## What you are asked to do
Copy out every line of the records below, putting "drawing-code" wherever "figure-code" appears and changing nothing else.

## Record set

········

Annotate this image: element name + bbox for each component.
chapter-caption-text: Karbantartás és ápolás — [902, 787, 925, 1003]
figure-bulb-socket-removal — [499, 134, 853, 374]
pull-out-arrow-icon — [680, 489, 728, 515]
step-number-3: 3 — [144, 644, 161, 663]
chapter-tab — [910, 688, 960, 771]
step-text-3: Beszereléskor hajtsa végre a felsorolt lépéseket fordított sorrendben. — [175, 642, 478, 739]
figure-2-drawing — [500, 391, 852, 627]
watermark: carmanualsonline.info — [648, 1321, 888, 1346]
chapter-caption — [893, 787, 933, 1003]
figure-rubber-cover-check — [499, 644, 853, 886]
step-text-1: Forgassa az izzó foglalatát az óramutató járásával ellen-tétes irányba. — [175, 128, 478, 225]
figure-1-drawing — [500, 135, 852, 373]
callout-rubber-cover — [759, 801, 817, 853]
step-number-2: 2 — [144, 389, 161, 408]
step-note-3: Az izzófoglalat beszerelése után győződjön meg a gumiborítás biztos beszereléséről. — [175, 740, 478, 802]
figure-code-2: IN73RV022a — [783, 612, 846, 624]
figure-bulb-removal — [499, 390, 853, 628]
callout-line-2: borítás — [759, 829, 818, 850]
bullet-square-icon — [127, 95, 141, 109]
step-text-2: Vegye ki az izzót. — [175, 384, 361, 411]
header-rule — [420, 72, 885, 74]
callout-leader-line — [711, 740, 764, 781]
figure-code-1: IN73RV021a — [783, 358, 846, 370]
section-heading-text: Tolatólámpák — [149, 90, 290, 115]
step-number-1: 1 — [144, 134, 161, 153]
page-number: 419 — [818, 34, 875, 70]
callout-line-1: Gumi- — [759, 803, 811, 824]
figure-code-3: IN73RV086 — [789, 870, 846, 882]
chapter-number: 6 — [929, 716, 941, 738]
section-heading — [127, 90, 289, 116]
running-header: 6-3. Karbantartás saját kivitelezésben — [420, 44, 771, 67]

········

## Exercise answer
Annotate this image: element name + bbox for each component.
chapter-caption-text: Karbantartás és ápolás — [902, 787, 925, 1003]
figure-bulb-socket-removal — [499, 134, 853, 374]
pull-out-arrow-icon — [680, 489, 728, 515]
step-number-3: 3 — [144, 644, 161, 663]
chapter-tab — [910, 688, 960, 771]
step-text-3: Beszereléskor hajtsa végre a felsorolt lépéseket fordított sorrendben. — [175, 642, 478, 739]
figure-2-drawing — [500, 391, 852, 627]
watermark: carmanualsonline.info — [648, 1321, 888, 1346]
chapter-caption — [893, 787, 933, 1003]
figure-rubber-cover-check — [499, 644, 853, 886]
step-text-1: Forgassa az izzó foglalatát az óramutató járásával ellen-tétes irányba. — [175, 128, 478, 225]
figure-1-drawing — [500, 135, 852, 373]
callout-rubber-cover — [759, 801, 817, 853]
step-number-2: 2 — [144, 389, 161, 408]
step-note-3: Az izzófoglalat beszerelése után győződjön meg a gumiborítás biztos beszereléséről. — [175, 740, 478, 802]
drawing-code-2: IN73RV022a — [783, 612, 846, 624]
figure-bulb-removal — [499, 390, 853, 628]
callout-line-2: borítás — [759, 829, 818, 850]
bullet-square-icon — [127, 95, 141, 109]
step-text-2: Vegye ki az izzót. — [175, 384, 361, 411]
header-rule — [420, 72, 885, 74]
callout-leader-line — [711, 740, 764, 781]
drawing-code-1: IN73RV021a — [783, 358, 846, 370]
section-heading-text: Tolatólámpák — [149, 90, 290, 115]
step-number-1: 1 — [144, 134, 161, 153]
page-number: 419 — [818, 34, 875, 70]
callout-line-1: Gumi- — [759, 803, 811, 824]
drawing-code-3: IN73RV086 — [789, 870, 846, 882]
chapter-number: 6 — [929, 716, 941, 738]
section-heading — [127, 90, 289, 116]
running-header: 6-3. Karbantartás saját kivitelezésben — [420, 44, 771, 67]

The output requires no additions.